What you are asked to do: Go through the records underneath and count the lines that include the string "านสามารถหาผ". Give nothing but the number.
# Start of Information provided
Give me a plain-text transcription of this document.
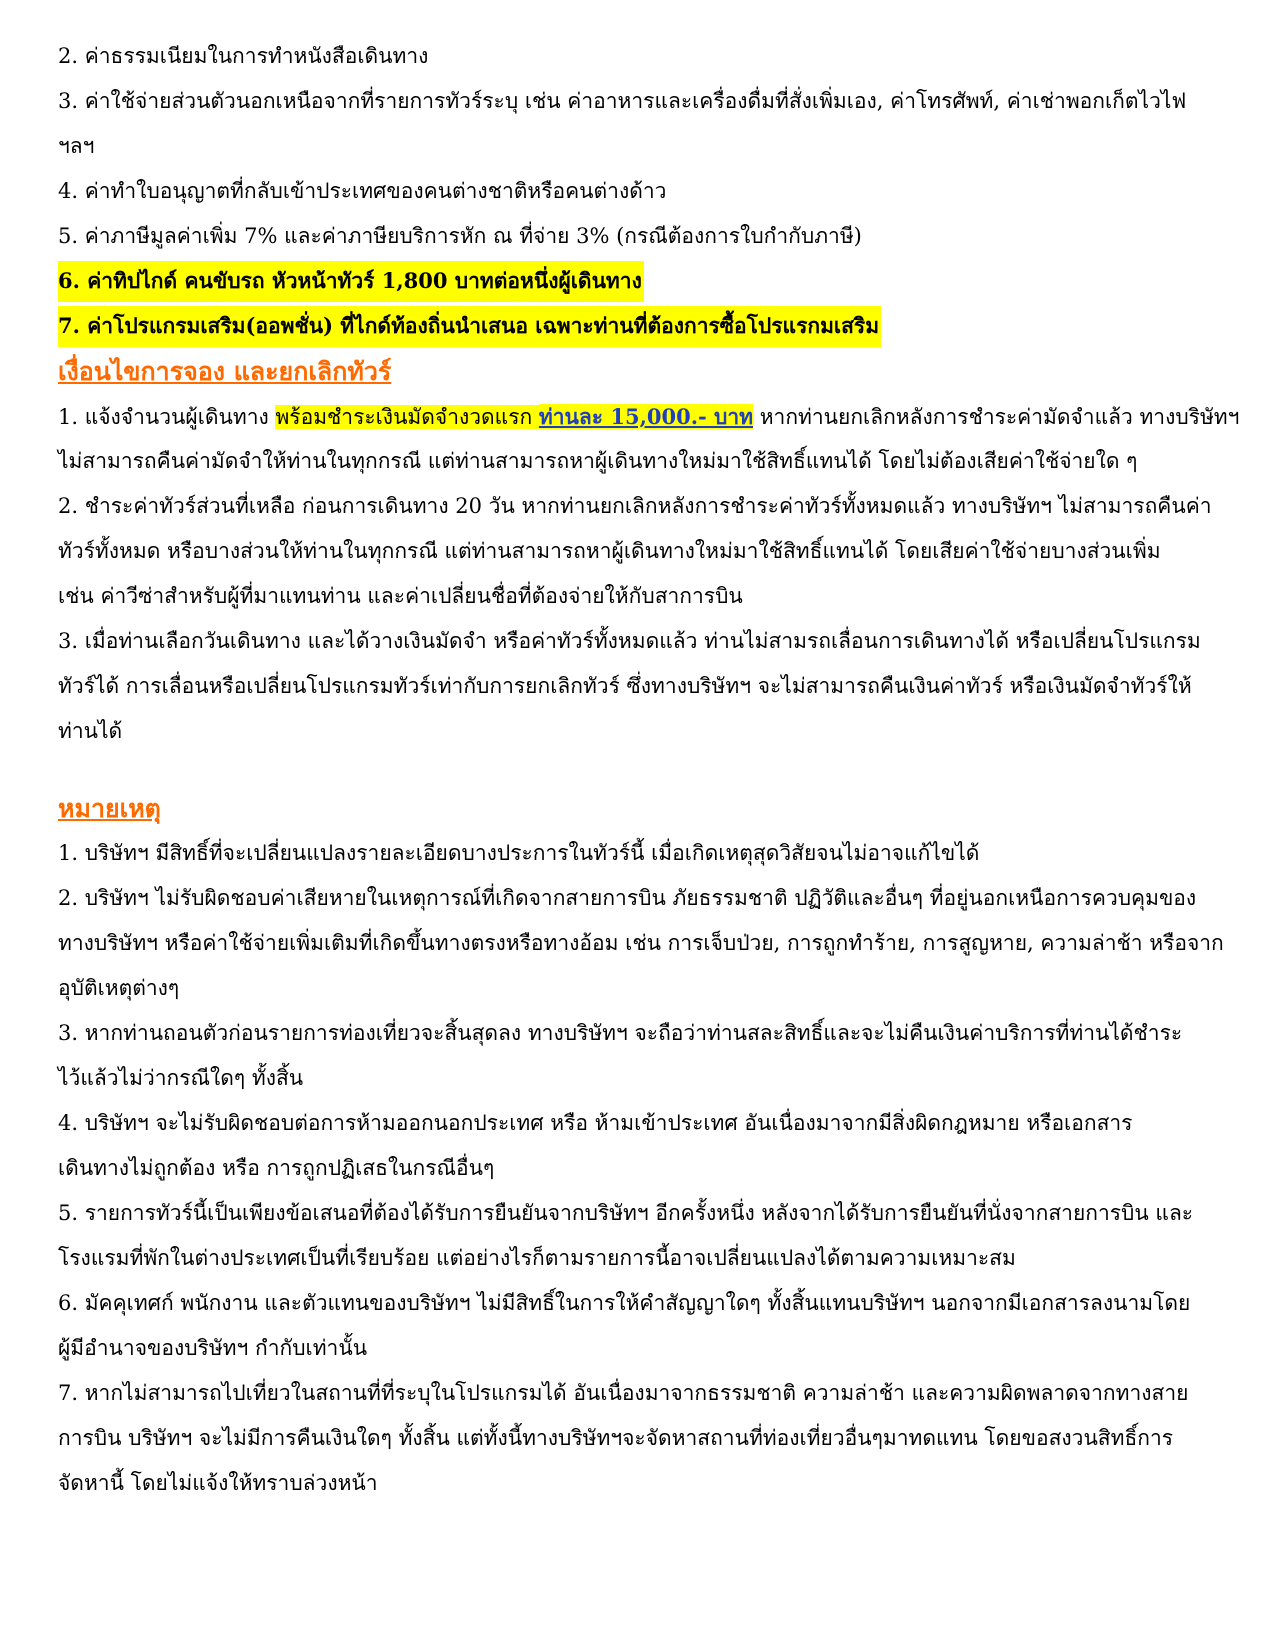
2. ค่าธรรมเนียมในการทำหนังสือเดินทาง
3. ค่าใช้จ่ายส่วนตัวนอกเหนือจากที่รายการทัวร์ระบุ เช่น ค่าอาหารและเครื่องดื่มที่สั่งเพิ่มเอง, ค่าโทรศัพท์, ค่าเช่าพอกเก็ตไวไฟ
ฯลฯ
4. ค่าทำใบอนุญาตที่กลับเข้าประเทศของคนต่างชาติหรือคนต่างด้าว
5. ค่าภาษีมูลค่าเพิ่ม 7% และค่าภาษียบริการหัก ณ ที่จ่าย 3% (กรณีต้องการใบกำกับภาษี)
6. ค่าทิปไกด์ คนขับรถ หัวหน้าทัวร์ 1,800 บาทต่อหนึ่งผู้เดินทาง
7. ค่าโปรแกรมเสริม(ออพชั่น) ที่ไกด์ท้องถิ่นนำเสนอ เฉพาะท่านที่ต้องการซื้อโปรแรกมเสริม
เงื่อนไขการจอง และยกเลิกทัวร์
1. แจ้งจำนวนผู้เดินทาง พร้อมชำระเงินมัดจำงวดแรก ท่านละ 15,000.- บาท หากท่านยกเลิกหลังการชำระค่ามัดจำแล้ว ทางบริษัทฯ
ไม่สามารถคืนค่ามัดจำให้ท่านในทุกกรณี แต่ท่านสามารถหาผู้เดินทางใหม่มาใช้สิทธิ์แทนได้ โดยไม่ต้องเสียค่าใช้จ่ายใด ๆ
2. ชำระค่าทัวร์ส่วนที่เหลือ ก่อนการเดินทาง 20 วัน หากท่านยกเลิกหลังการชำระค่าทัวร์ทั้งหมดแล้ว ทางบริษัทฯ ไม่สามารถคืนค่า
ทัวร์ทั้งหมด หรือบางส่วนให้ท่านในทุกกรณี แต่ท่านสามารถหาผู้เดินทางใหม่มาใช้สิทธิ์แทนได้ โดยเสียค่าใช้จ่ายบางส่วนเพิ่ม
เช่น ค่าวีซ่าสำหรับผู้ที่มาแทนท่าน และค่าเปลี่ยนชื่อที่ต้องจ่ายให้กับสาการบิน
3. เมื่อท่านเลือกวันเดินทาง และได้วางเงินมัดจำ หรือค่าทัวร์ทั้งหมดแล้ว ท่านไม่สามรถเลื่อนการเดินทางได้ หรือเปลี่ยนโปรแกรม
ทัวร์ได้ การเลื่อนหรือเปลี่ยนโปรแกรมทัวร์เท่ากับการยกเลิกทัวร์ ซึ่งทางบริษัทฯ จะไม่สามารถคืนเงินค่าทัวร์ หรือเงินมัดจำทัวร์ให้
ท่านได้
หมายเหตุ
1. บริษัทฯ มีสิทธิ์ที่จะเปลี่ยนแปลงรายละเอียดบางประการในทัวร์นี้ เมื่อเกิดเหตุสุดวิสัยจนไม่อาจแก้ไขได้
2. บริษัทฯ ไม่รับผิดชอบค่าเสียหายในเหตุการณ์ที่เกิดจากสายการบิน ภัยธรรมชาติ ปฏิวัติและอื่นๆ ที่อยู่นอกเหนือการควบคุมของ
ทางบริษัทฯ หรือค่าใช้จ่ายเพิ่มเติมที่เกิดขึ้นทางตรงหรือทางอ้อม เช่น การเจ็บป่วย, การถูกทำร้าย, การสูญหาย, ความล่าช้า หรือจาก
อุบัติเหตุต่างๆ
3. หากท่านถอนตัวก่อนรายการท่องเที่ยวจะสิ้นสุดลง ทางบริษัทฯ จะถือว่าท่านสละสิทธิ์และจะไม่คืนเงินค่าบริการที่ท่านได้ชำระ
ไว้แล้วไม่ว่ากรณีใดๆ ทั้งสิ้น
4. บริษัทฯ จะไม่รับผิดชอบต่อการห้ามออกนอกประเทศ หรือ ห้ามเข้าประเทศ อันเนื่องมาจากมีสิ่งผิดกฎหมาย หรือเอกสาร
เดินทางไม่ถูกต้อง หรือ การถูกปฏิเสธในกรณีอื่นๆ
5. รายการทัวร์นี้เป็นเพียงข้อเสนอที่ต้องได้รับการยืนยันจากบริษัทฯ อีกครั้งหนึ่ง หลังจากได้รับการยืนยันที่นั่งจากสายการบิน และ
โรงแรมที่พักในต่างประเทศเป็นที่เรียบร้อย แต่อย่างไรก็ตามรายการนี้อาจเปลี่ยนแปลงได้ตามความเหมาะสม
6. มัคคุเทศก์ พนักงาน และตัวแทนของบริษัทฯ ไม่มีสิทธิ์ในการให้คำสัญญาใดๆ ทั้งสิ้นแทนบริษัทฯ นอกจากมีเอกสารลงนามโดย
ผู้มีอำนาจของบริษัทฯ กำกับเท่านั้น
7. หากไม่สามารถไปเที่ยวในสถานที่ที่ระบุในโปรแกรมได้ อันเนื่องมาจากธรรมชาติ ความล่าช้า และความผิดพลาดจากทางสาย
การบิน บริษัทฯ จะไม่มีการคืนเงินใดๆ ทั้งสิ้น แต่ทั้งนี้ทางบริษัทฯจะจัดหาสถานที่ท่องเที่ยวอื่นๆมาทดแทน โดยขอสงวนสิทธิ์การ
จัดหานี้ โดยไม่แจ้งให้ทราบล่วงหน้า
# End of Information provided
Solution: 2